-- Required task 1 --
Sum up the commit email below in two sentences.

-- Passage given --
+-------+

You are viewing a plain text version of this content. The canonical link for it is here.
Posted to commits@spark.apache.org by we...@apache.org on 2019/02/14 06:57:45 UTC

[spark] branch master updated: [SPARK-26851][SQL] Fix double-checked locking in CachedRDDBuilder

This is an automated email from the ASF dual-hosted git repository.

wenchen pushed a commit to branch master
in repository https://gitbox.apache.org/repos/asf/spark.git


The following commit(s) were added to refs/heads/master by this push:
     new f34b872  [SPARK-26851][SQL] Fix double-checked locking in CachedRDDBuilder
f34b872 is described below

commit f34b872aed0040d120c54b704edf80e75cfe815e
Author: Bruce Robbins <be...@gmail.com>
AuthorDate: Thu Feb 14 14:57:25 2019 +0800

    [SPARK-26851][SQL] Fix double-checked locking in CachedRDDBuilder
    
    ## What changes were proposed in this pull request?
    
    According to Brian Goetz et al in Java Concurrency in Practice, the double checked locking pattern has worked since Java 5, but only if the resource is declared volatile:
    
    > Subsequent changes in the JMM (Java 5.0 and later) have enabled DCL to work if resource is made volatile, and the performance impact of this is small since volatile reads are usually only slightly more expensive than nonvolatile reads.
    
    CachedRDDBuilder. cachedColumnBuffers and CachedRDDBuilder.clearCache both use DCL to manage the resource ``_cachedColumnBuffers``. The missing ingredient is that ``_cachedColumnBuffers`` is not volatile.
    
    Because of this, clearCache may see ``_cachedColumnBuffers`` as null, when in fact it is not, and therefore fail to un-cache the RDD. There may be other, more subtle bugs due to visibility issues.
    
    To avoid these issues, this PR makes ``_cachedColumnBuffers`` volatile.
    
    ## How was this patch tested?
    
    - Existing SQL unit tests
    - Existing pyspark-sql tests
    
    Closes #23768 from bersprockets/SPARK-26851.

+-------+

(Bounding box entries)

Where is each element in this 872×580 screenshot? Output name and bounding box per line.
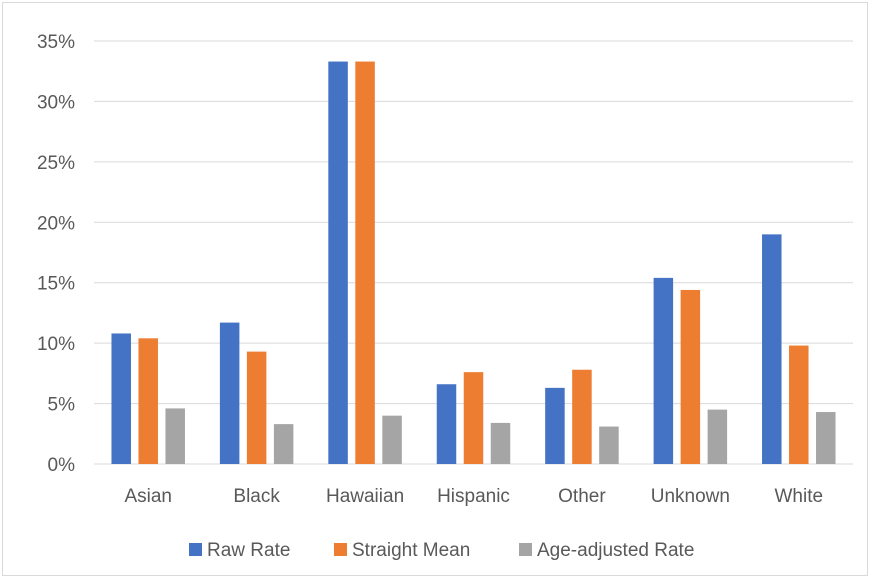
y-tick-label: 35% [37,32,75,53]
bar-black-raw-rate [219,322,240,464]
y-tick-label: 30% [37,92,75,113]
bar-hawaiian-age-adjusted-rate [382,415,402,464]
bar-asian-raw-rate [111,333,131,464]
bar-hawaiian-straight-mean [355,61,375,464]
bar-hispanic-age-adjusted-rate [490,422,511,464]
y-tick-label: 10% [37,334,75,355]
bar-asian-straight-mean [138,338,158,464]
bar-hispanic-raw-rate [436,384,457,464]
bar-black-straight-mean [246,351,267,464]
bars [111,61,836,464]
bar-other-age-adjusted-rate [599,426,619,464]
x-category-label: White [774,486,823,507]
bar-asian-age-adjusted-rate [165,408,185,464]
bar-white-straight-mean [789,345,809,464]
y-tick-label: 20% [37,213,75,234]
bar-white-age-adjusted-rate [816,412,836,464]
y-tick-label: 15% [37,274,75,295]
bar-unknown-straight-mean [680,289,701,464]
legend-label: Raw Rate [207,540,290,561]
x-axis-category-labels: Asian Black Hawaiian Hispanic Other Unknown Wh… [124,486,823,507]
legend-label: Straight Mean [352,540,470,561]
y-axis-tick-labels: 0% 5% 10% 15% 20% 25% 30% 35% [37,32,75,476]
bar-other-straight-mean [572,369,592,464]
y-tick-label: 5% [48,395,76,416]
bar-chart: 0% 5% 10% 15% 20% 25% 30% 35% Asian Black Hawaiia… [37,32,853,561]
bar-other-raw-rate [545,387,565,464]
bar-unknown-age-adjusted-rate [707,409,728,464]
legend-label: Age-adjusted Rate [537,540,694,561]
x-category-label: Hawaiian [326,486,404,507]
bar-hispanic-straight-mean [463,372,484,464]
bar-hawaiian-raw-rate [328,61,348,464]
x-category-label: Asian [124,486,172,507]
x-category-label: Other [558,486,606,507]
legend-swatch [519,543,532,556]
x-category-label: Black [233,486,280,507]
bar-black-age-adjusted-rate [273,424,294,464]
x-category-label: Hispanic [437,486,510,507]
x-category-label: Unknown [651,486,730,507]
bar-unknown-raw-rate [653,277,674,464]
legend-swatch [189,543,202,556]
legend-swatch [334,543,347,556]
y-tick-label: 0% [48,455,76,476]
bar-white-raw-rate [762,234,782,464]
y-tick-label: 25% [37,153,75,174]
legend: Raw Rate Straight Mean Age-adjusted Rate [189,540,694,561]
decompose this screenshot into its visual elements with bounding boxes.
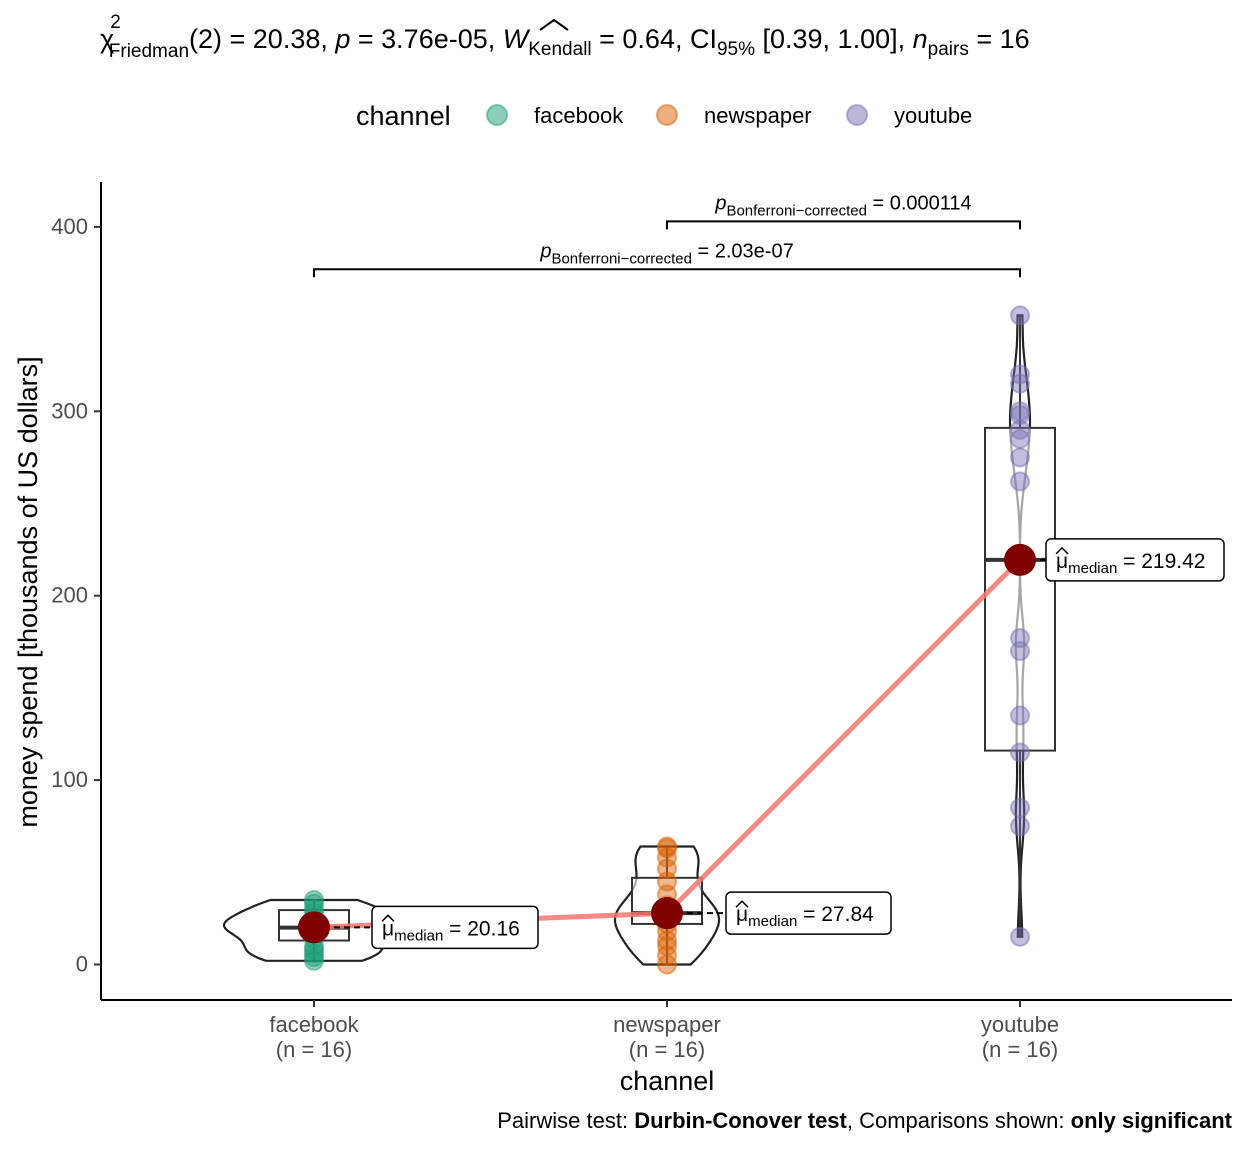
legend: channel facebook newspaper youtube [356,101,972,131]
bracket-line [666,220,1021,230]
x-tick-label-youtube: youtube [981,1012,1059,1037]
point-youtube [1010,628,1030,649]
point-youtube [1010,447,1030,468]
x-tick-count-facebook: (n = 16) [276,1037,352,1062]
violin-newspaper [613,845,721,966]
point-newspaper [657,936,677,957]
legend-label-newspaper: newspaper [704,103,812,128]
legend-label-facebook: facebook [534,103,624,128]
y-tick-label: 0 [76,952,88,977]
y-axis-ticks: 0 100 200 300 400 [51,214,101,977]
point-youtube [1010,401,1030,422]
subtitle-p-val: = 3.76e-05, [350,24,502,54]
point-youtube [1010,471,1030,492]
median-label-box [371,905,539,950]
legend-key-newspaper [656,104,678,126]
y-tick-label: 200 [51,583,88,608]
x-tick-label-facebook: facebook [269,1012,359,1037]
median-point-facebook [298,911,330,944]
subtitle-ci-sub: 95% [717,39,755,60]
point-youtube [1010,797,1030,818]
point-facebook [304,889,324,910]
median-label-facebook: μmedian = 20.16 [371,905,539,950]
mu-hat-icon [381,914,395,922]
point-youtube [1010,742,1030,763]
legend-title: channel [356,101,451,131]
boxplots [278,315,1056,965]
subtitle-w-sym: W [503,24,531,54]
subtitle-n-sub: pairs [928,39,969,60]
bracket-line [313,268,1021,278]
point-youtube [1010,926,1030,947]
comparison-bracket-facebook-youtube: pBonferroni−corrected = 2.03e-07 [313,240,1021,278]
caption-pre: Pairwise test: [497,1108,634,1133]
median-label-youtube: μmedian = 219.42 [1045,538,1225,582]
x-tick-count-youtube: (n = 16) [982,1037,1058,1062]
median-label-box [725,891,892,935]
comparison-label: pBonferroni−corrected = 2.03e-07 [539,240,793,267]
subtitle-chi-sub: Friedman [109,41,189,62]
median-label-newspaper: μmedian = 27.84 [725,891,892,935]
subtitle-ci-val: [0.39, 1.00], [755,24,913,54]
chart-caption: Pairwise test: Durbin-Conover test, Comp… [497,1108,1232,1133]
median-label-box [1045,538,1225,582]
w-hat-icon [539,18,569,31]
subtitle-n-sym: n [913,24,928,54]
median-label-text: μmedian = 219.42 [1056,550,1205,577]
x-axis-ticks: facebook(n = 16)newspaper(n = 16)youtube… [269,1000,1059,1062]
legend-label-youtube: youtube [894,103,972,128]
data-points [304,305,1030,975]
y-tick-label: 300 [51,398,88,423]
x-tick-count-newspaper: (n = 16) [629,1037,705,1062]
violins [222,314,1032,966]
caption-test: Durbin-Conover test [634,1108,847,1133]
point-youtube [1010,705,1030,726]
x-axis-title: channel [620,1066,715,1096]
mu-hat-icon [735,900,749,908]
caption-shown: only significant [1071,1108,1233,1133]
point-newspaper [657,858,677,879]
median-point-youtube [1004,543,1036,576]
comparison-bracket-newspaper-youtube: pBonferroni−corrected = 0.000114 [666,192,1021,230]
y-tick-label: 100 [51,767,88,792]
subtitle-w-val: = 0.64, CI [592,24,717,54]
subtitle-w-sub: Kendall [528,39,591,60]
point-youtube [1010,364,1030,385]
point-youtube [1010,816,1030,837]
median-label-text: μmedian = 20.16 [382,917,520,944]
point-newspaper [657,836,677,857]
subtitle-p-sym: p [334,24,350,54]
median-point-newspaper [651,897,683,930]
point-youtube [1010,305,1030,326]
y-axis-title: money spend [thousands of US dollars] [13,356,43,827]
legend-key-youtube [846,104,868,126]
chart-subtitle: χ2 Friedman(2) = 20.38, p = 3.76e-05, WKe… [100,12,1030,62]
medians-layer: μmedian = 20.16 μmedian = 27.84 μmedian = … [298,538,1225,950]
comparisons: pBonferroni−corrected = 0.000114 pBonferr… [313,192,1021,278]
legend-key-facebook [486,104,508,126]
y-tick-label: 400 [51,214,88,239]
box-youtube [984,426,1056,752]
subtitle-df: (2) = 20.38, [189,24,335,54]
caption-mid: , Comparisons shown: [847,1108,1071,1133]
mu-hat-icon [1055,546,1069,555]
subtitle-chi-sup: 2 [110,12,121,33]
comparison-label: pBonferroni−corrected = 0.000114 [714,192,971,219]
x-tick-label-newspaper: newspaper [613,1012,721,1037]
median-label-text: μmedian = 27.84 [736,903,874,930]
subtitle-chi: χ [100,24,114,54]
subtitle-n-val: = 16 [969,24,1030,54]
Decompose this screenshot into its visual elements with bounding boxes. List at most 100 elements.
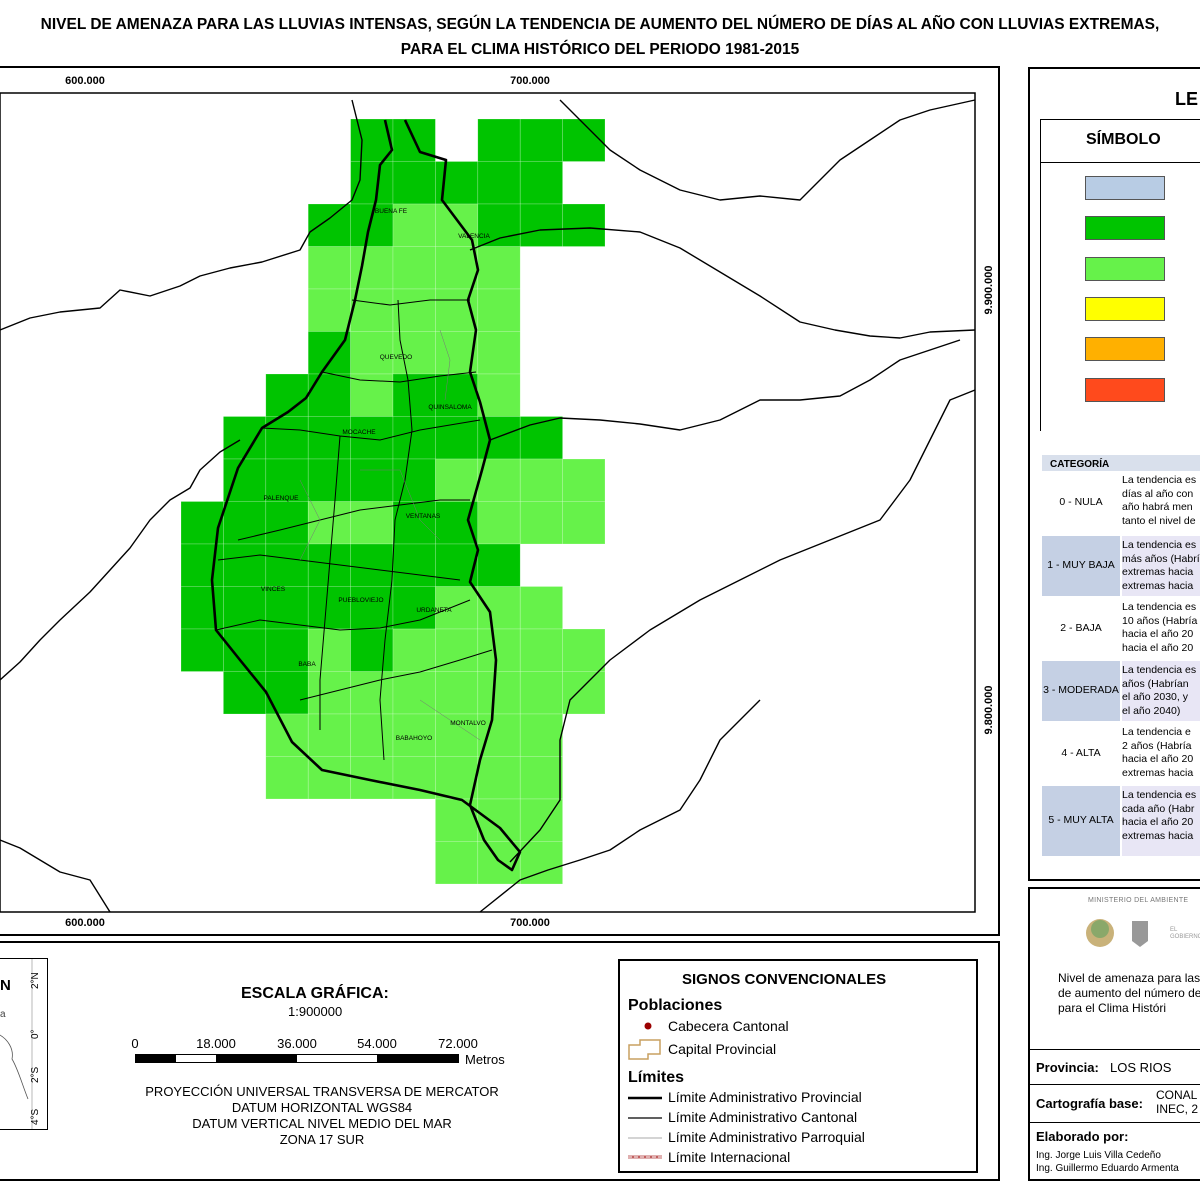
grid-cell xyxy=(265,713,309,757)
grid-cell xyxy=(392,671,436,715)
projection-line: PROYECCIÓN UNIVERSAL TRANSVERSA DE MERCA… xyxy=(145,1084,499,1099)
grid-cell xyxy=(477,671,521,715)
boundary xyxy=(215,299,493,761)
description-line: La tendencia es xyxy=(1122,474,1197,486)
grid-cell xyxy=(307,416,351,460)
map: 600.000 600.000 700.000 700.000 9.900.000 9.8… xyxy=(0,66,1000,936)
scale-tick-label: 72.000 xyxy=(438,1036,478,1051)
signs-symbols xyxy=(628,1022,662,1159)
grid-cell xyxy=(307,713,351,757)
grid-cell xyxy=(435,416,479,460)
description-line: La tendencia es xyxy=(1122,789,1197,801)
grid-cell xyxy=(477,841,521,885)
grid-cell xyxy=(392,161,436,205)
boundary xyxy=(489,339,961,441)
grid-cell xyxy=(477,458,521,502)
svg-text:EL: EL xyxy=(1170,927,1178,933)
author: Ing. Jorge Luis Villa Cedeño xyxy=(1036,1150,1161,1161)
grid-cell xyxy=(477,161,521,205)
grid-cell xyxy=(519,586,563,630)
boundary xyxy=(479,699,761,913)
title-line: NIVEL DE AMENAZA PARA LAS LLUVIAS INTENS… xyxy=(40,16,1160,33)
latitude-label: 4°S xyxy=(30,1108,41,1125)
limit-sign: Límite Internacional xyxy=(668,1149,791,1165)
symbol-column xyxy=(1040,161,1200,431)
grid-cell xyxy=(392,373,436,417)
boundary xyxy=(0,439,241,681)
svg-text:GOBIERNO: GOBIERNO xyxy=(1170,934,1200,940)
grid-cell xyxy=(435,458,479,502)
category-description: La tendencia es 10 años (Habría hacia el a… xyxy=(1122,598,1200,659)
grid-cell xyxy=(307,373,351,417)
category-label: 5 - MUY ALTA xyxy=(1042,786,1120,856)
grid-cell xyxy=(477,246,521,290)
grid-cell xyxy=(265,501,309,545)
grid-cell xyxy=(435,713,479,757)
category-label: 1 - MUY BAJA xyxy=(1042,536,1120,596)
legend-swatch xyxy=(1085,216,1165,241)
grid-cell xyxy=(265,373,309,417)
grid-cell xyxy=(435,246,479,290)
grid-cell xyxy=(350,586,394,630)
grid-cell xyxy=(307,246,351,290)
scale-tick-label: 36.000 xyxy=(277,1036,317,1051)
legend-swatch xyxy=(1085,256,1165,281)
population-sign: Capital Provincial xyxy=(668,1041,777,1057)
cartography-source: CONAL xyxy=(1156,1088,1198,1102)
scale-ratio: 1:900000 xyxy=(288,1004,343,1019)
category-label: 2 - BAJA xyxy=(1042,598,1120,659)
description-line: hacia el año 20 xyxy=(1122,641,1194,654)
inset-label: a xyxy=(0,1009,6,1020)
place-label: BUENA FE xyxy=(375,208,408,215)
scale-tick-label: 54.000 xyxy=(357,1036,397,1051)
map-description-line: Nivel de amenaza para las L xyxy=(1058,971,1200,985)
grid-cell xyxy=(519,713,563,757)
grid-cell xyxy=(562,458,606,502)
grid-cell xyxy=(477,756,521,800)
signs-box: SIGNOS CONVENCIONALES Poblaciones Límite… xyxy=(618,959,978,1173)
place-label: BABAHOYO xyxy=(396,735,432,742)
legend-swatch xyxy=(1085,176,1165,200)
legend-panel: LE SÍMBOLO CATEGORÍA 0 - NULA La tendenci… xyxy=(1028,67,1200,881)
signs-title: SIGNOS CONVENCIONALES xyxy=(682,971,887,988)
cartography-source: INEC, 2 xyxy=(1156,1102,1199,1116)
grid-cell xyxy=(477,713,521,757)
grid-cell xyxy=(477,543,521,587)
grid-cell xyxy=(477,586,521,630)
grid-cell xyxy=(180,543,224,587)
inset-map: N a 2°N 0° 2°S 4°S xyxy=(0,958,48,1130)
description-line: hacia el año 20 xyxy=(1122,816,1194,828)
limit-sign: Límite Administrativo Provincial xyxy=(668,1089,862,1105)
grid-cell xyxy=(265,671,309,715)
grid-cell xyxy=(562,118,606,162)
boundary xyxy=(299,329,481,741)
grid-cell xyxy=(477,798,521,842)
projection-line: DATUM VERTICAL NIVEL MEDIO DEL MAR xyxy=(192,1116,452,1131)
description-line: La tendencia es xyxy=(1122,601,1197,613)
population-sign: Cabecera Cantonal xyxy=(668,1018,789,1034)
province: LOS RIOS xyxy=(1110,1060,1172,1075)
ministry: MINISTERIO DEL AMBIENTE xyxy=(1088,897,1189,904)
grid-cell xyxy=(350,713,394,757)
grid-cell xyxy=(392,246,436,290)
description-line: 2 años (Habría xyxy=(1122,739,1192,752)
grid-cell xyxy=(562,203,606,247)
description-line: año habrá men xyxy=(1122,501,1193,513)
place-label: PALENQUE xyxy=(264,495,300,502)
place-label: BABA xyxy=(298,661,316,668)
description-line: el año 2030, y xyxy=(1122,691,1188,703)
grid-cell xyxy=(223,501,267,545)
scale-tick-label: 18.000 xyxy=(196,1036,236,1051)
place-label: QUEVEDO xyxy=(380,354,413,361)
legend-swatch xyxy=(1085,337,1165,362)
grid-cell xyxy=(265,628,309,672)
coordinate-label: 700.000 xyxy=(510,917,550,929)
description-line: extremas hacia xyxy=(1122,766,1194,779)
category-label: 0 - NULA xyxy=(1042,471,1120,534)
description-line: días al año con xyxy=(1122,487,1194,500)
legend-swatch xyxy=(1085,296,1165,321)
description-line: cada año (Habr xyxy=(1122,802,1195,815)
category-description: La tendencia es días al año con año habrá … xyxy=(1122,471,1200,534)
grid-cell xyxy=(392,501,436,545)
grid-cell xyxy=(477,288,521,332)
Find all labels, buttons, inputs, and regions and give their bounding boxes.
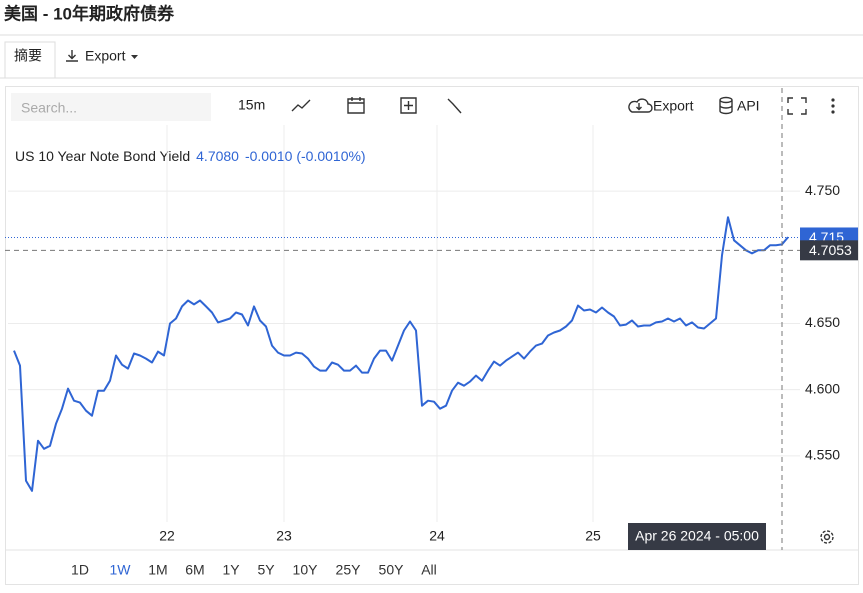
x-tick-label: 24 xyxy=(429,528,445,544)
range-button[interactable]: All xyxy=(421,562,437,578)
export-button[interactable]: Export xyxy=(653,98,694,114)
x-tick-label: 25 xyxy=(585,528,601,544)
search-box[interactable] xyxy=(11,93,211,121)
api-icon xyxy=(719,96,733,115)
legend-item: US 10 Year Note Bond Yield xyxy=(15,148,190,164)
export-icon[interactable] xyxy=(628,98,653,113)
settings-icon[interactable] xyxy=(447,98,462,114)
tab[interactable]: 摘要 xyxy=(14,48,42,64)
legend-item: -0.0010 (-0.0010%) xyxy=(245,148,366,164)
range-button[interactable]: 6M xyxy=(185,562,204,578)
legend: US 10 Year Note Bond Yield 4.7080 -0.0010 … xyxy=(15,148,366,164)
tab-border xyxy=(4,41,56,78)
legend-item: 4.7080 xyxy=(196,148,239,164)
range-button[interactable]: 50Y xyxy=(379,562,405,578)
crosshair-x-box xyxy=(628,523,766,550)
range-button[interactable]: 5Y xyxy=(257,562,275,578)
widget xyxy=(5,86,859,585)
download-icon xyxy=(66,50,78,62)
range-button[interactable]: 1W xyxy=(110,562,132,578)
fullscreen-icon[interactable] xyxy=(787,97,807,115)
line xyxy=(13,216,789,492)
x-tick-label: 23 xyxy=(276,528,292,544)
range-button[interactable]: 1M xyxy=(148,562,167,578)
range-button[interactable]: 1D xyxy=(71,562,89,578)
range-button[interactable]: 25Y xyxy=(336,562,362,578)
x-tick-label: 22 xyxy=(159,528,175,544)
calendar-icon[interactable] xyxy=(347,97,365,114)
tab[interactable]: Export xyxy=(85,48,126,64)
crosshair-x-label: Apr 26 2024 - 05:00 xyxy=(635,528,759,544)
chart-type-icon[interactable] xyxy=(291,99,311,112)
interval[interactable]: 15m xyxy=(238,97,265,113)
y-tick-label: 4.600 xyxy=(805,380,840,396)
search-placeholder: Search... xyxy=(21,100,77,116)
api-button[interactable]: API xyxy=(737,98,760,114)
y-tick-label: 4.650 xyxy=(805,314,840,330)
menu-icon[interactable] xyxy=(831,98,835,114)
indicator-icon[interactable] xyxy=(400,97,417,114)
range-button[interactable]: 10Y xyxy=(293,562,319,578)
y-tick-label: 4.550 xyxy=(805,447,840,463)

+-------+

-- Required task 2 --
Repeat the stretch of the listing from the line that contains "grid-cell xyxy=(265,713,309,757)" through the line that contains "description-line: La tendencia es xyxy=(1122,474,1197,486)", both included.

-- Expected output 1 --
A commit to the Spark master branch fixes double-checked locking in CachedRDDBuilder by making `_cachedColumnBuffers` volatile, since both cachedColumnBuffers and clearCache use that pattern on a field that was not volatile. Without the change, clearCache may see `_cachedColumnBuffers` as null when it is not and fail to un-cache the RDD, and the patch was tested with existing SQL unit tests and pyspark-sql tests.

-- Expected output 2 --
grid-cell xyxy=(265,713,309,757)
grid-cell xyxy=(392,671,436,715)
projection-line: PROYECCIÓN UNIVERSAL TRANSVERSA DE MERCA… xyxy=(145,1084,499,1099)
grid-cell xyxy=(477,671,521,715)
boundary xyxy=(215,299,493,761)
description-line: La tendencia es xyxy=(1122,474,1197,486)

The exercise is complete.